Stored data entries
▽
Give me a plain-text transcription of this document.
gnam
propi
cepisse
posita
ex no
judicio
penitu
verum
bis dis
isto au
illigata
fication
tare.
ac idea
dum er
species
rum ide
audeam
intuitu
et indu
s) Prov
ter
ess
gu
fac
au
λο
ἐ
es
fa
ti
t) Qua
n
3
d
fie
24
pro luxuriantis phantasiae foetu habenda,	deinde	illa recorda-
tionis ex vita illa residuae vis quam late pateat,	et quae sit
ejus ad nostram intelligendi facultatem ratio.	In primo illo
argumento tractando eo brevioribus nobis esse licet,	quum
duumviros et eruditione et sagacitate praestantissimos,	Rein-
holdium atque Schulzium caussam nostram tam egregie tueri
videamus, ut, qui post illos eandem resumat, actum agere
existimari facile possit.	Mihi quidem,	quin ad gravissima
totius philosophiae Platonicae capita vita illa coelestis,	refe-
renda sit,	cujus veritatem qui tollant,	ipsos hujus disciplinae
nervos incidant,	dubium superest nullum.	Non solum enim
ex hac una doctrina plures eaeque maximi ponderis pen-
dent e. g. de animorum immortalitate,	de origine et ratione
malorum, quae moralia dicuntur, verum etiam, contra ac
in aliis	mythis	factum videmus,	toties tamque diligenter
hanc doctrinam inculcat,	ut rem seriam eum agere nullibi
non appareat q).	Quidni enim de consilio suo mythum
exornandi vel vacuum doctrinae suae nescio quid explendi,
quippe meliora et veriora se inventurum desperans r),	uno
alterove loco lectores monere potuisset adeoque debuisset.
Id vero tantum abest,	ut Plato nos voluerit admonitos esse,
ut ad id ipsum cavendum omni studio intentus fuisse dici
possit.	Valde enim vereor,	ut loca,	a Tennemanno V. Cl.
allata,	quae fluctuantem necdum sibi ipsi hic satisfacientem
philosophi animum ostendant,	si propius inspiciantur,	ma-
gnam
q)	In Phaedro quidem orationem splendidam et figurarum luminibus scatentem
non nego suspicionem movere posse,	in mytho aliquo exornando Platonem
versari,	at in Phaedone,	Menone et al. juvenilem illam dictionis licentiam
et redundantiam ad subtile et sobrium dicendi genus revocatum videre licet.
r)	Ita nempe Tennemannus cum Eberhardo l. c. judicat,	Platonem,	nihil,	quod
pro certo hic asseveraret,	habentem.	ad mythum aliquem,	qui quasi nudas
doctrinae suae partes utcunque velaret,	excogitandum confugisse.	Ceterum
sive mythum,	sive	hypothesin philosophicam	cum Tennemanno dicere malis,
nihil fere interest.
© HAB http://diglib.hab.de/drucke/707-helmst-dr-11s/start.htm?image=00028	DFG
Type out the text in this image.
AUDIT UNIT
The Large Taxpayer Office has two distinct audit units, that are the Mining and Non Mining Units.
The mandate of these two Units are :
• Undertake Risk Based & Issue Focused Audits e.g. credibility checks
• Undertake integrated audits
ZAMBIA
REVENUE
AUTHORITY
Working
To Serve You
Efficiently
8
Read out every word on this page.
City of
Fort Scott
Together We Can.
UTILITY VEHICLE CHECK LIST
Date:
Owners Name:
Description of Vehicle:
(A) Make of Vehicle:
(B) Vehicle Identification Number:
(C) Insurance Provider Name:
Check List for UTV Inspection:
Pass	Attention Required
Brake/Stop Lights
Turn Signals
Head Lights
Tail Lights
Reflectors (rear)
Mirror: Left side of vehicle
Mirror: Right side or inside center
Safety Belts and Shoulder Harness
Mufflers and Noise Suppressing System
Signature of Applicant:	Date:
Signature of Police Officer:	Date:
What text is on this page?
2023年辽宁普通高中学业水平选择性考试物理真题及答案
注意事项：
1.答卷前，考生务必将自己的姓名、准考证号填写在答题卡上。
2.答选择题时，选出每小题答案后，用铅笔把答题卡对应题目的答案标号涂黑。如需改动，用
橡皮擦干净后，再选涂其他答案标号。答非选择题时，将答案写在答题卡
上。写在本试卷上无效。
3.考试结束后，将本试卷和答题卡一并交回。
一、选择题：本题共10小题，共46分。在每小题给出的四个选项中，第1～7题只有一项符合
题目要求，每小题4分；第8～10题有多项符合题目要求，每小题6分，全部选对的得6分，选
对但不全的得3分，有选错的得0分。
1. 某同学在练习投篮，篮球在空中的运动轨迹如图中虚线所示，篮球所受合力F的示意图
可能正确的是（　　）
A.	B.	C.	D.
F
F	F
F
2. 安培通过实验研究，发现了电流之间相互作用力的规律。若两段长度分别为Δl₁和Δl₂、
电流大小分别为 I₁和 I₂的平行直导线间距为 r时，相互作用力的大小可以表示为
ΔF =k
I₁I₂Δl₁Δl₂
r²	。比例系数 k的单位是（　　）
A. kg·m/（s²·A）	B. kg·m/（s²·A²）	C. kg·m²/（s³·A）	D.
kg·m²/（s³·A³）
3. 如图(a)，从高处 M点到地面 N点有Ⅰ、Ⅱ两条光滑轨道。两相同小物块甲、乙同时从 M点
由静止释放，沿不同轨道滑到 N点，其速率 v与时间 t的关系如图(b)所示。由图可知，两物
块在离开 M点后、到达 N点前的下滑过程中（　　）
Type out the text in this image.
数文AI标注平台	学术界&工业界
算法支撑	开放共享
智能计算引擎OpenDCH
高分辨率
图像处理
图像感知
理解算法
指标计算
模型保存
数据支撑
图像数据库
△
__Problem to solve__:
Copy out every line of the listing that contains the string "Mirror".

__The answer__:
Mirror: Left side of vehicle
Mirror: Right side or inside center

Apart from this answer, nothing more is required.